#### Given request:
Update the records from the first line through the line containing "data-line [142, 72, 517, 288]" so that "data-point" becomes "scatter-marker", leaving everything else unchanged, and return only those lines.

#### Records supplied:
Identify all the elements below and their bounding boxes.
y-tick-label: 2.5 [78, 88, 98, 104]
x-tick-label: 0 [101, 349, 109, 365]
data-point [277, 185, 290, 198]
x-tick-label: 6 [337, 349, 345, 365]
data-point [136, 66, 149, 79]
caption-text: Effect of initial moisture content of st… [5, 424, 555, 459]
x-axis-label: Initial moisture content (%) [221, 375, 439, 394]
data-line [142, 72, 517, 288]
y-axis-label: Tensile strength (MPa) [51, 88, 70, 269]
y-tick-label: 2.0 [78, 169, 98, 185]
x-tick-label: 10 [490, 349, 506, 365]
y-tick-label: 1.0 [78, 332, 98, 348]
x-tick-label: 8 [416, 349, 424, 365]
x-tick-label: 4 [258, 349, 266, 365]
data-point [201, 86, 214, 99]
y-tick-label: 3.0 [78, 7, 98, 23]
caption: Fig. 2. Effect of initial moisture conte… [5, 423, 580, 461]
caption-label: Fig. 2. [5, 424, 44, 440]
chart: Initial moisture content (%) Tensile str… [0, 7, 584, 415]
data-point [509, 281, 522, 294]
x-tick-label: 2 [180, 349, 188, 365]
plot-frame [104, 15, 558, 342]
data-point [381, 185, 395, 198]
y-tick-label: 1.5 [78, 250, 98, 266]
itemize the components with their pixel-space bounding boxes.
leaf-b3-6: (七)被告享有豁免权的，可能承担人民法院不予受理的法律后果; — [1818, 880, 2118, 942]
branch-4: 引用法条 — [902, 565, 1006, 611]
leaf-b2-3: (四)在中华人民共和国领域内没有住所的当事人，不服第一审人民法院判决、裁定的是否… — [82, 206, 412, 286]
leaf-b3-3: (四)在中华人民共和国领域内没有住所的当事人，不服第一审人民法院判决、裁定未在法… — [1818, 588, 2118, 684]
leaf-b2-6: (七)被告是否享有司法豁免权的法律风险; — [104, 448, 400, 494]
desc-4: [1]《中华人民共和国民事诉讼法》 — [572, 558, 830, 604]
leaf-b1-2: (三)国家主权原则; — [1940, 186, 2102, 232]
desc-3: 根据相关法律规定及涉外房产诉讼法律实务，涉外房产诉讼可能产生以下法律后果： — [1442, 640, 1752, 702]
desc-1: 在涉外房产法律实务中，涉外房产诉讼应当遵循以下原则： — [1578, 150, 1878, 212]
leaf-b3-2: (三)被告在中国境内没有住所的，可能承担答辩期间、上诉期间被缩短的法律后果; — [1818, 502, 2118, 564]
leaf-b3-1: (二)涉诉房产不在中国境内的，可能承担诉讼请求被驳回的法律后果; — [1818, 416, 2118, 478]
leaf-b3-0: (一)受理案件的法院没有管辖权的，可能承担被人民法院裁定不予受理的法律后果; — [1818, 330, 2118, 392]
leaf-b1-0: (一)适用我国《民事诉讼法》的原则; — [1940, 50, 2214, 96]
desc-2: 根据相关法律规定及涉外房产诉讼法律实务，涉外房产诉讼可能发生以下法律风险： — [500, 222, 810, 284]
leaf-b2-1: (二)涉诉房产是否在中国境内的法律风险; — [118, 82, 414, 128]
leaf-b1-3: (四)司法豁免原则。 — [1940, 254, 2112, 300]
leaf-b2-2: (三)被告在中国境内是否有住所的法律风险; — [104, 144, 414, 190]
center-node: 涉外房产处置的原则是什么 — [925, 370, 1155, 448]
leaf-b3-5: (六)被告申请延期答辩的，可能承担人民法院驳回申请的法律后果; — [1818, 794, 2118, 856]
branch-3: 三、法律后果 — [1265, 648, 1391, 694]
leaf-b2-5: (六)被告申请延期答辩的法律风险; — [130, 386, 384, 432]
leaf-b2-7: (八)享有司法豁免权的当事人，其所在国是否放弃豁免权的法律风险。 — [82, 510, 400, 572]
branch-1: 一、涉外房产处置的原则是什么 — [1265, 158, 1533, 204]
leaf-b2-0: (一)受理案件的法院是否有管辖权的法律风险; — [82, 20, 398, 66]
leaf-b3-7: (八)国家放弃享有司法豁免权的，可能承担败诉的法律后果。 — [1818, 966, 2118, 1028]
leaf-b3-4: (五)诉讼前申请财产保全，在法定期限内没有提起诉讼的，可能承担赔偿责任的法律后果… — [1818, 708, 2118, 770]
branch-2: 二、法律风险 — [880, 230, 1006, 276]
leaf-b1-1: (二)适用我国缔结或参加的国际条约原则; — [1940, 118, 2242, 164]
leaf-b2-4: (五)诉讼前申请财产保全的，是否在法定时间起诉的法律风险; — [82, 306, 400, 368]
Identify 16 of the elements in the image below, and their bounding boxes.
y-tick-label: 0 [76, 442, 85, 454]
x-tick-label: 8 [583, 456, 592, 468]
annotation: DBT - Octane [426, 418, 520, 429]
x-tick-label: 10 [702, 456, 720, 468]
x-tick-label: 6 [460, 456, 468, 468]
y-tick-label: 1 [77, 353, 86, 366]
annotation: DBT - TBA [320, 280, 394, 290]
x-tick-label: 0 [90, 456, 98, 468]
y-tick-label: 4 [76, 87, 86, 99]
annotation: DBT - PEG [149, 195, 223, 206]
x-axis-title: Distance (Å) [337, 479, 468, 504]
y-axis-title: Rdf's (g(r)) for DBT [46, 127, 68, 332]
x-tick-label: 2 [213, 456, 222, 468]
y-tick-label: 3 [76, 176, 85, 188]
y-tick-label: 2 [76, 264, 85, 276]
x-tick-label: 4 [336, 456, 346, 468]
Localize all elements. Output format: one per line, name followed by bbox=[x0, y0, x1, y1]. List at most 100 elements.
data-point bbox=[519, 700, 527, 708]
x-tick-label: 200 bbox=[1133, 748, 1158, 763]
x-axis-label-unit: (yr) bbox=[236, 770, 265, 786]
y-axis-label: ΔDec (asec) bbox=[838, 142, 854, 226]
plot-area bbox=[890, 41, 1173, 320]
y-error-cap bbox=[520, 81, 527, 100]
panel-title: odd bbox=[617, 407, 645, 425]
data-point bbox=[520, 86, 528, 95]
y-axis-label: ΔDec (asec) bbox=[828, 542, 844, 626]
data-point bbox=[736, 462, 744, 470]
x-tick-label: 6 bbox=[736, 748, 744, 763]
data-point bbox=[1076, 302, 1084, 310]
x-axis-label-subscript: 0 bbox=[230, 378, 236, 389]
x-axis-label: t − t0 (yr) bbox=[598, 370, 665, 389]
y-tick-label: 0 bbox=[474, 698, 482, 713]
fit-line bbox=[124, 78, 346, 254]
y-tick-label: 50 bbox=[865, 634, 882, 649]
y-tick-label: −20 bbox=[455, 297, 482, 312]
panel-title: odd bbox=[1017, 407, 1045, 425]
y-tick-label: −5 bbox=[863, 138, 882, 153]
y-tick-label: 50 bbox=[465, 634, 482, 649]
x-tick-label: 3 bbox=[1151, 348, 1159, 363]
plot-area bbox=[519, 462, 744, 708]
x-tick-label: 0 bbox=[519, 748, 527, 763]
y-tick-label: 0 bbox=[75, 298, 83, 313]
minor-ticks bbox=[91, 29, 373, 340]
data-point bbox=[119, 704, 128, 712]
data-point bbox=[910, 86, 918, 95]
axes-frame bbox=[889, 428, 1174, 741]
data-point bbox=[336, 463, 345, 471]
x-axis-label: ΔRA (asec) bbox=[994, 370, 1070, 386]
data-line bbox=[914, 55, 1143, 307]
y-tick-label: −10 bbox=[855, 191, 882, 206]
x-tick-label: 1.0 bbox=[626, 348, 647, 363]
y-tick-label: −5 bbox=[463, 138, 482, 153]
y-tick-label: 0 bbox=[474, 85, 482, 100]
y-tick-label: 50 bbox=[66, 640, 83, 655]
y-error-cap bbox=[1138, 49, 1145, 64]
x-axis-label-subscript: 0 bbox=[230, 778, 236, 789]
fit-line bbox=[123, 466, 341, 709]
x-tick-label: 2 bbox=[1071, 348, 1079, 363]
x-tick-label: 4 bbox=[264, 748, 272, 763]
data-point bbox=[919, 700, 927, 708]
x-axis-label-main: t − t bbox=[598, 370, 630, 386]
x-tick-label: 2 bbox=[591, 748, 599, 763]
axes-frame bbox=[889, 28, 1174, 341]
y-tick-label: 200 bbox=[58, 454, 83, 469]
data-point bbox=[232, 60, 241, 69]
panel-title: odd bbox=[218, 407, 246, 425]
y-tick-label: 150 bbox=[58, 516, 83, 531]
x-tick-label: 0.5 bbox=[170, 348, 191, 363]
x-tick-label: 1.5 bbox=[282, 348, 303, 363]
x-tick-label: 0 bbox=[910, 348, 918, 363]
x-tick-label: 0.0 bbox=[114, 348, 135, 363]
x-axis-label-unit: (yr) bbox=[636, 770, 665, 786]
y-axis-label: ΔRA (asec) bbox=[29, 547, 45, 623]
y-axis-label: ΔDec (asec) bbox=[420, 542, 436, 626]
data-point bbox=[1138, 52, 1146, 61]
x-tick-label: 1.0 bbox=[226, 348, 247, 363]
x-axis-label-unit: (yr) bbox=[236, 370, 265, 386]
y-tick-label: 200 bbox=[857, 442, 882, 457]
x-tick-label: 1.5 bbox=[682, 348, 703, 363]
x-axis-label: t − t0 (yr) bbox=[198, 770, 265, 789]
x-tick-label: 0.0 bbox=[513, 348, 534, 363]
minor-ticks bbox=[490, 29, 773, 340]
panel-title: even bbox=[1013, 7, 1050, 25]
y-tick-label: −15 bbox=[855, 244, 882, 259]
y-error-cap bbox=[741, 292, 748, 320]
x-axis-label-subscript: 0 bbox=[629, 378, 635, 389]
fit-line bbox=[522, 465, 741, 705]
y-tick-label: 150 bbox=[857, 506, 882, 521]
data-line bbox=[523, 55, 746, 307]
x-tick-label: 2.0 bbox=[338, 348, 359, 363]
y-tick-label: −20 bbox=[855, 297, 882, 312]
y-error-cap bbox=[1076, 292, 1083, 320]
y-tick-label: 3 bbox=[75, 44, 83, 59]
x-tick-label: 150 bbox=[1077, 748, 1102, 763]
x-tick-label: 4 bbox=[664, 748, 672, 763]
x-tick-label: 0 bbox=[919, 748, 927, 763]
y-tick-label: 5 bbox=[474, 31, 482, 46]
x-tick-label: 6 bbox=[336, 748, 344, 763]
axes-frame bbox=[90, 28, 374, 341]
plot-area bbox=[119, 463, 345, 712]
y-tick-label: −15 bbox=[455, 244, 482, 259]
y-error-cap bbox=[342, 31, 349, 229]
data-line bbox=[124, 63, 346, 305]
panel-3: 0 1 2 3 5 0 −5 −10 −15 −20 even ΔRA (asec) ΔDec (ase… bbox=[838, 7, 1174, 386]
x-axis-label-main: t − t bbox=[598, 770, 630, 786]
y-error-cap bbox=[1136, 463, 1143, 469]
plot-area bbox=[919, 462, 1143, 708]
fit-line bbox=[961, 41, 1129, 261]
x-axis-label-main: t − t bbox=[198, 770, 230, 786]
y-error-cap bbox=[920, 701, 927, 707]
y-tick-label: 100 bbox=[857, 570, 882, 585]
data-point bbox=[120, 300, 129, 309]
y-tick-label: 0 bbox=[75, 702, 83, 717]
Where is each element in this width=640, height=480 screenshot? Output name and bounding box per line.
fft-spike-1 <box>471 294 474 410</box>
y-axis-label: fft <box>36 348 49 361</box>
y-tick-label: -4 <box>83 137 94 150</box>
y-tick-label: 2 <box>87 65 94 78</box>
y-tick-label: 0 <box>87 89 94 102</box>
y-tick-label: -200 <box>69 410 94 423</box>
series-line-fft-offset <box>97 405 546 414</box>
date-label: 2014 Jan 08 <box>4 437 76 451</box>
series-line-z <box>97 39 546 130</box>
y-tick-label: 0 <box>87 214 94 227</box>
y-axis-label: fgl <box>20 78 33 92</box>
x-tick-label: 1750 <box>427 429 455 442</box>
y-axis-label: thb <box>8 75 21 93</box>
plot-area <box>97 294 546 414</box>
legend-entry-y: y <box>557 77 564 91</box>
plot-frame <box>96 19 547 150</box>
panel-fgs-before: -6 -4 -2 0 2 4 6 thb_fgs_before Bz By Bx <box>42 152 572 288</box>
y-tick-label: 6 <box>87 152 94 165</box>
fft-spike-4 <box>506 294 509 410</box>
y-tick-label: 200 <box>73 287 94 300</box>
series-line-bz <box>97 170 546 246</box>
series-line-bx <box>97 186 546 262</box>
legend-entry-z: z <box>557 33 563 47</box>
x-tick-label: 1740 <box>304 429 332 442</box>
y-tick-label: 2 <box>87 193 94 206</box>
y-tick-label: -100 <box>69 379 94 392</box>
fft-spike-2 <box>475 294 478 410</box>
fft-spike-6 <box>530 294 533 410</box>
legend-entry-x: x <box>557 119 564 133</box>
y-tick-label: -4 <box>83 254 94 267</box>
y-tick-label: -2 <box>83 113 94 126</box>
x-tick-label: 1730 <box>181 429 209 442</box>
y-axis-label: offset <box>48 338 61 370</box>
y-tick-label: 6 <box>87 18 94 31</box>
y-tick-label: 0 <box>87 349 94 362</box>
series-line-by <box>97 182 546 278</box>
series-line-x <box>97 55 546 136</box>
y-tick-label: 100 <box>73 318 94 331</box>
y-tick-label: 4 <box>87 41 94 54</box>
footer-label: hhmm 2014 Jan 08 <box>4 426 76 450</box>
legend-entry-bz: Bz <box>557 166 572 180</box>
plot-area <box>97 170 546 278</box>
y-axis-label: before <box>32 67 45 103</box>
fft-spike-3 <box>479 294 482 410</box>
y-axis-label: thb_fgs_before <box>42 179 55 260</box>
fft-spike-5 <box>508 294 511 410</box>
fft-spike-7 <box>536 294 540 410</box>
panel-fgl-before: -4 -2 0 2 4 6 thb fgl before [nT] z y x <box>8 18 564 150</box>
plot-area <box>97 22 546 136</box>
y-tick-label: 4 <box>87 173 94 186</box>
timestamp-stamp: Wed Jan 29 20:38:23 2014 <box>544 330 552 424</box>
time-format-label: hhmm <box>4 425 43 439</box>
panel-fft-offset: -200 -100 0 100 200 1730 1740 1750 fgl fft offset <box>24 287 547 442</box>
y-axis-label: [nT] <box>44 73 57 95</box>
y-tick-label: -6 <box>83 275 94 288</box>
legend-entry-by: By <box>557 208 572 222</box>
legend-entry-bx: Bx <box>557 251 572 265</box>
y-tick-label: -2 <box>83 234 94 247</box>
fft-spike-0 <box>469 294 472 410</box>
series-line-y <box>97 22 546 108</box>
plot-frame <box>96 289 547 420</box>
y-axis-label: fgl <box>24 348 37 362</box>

#### Answer:
Identify all the elements below and their bounding boxes.
y-tick-label: 2.5 [78, 88, 98, 104]
x-tick-label: 0 [101, 349, 109, 365]
scatter-marker [277, 185, 290, 198]
x-tick-label: 6 [337, 349, 345, 365]
scatter-marker [136, 66, 149, 79]
caption-text: Effect of initial moisture content of st… [5, 424, 555, 459]
x-axis-label: Initial moisture content (%) [221, 375, 439, 394]
data-line [142, 72, 517, 288]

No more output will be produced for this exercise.